PROMPT: Without the images, print all the entries below exactly as given.

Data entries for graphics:

## begin

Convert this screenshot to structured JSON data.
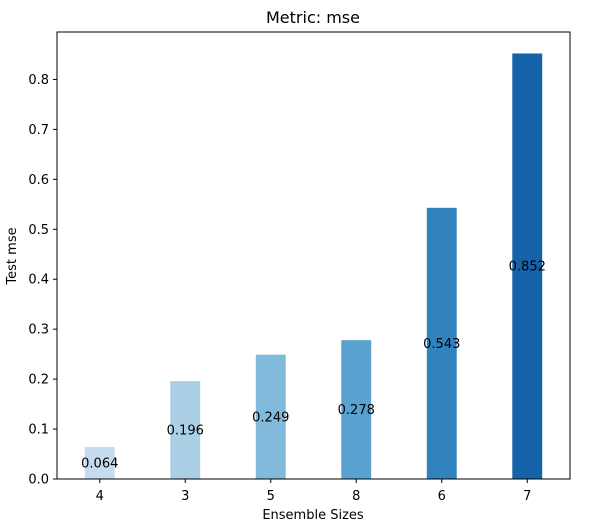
{
  "chart_data": {
    "type": "bar",
    "title": "Metric: mse",
    "xlabel": "Ensemble Sizes",
    "ylabel": "Test mse",
    "categories": [
      "4",
      "3",
      "5",
      "8",
      "6",
      "7"
    ],
    "values": [
      0.064,
      0.196,
      0.249,
      0.278,
      0.543,
      0.852
    ],
    "value_labels": [
      "0.064",
      "0.196",
      "0.249",
      "0.278",
      "0.543",
      "0.852"
    ],
    "bar_colors": [
      "#c6dbef",
      "#abd0e6",
      "#82badb",
      "#59a1cf",
      "#3282be",
      "#1663aa"
    ],
    "ylim": [
      0,
      0.895
    ],
    "yticks": [
      0.0,
      0.1,
      0.2,
      0.3,
      0.4,
      0.5,
      0.6,
      0.7,
      0.8
    ],
    "ytick_labels": [
      "0.0",
      "0.1",
      "0.2",
      "0.3",
      "0.4",
      "0.5",
      "0.6",
      "0.7",
      "0.8"
    ],
    "grid": false,
    "legend": "none"
  }
}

## end

ANSWER TO THE EXERCISE:
Convert this screenshot to structured JSON data.
{
  "chart_data": {
    "type": "bar",
    "title": "Metric: mse",
    "xlabel": "Ensemble Sizes",
    "ylabel": "Test mse",
    "categories": [
      "4",
      "3",
      "5",
      "8",
      "6",
      "7"
    ],
    "values": [
      0.064,
      0.196,
      0.249,
      0.278,
      0.543,
      0.852
    ],
    "value_labels": [
      "0.064",
      "0.196",
      "0.249",
      "0.278",
      "0.543",
      "0.852"
    ],
    "bar_colors": [
      "#c6dbef",
      "#abd0e6",
      "#82badb",
      "#59a1cf",
      "#3282be",
      "#1663aa"
    ],
    "ylim": [
      0,
      0.895
    ],
    "yticks": [
      0.0,
      0.1,
      0.2,
      0.3,
      0.4,
      0.5,
      0.6,
      0.7,
      0.8
    ],
    "ytick_labels": [
      "0.0",
      "0.1",
      "0.2",
      "0.3",
      "0.4",
      "0.5",
      "0.6",
      "0.7",
      "0.8"
    ],
    "grid": false,
    "legend": "none"
  }
}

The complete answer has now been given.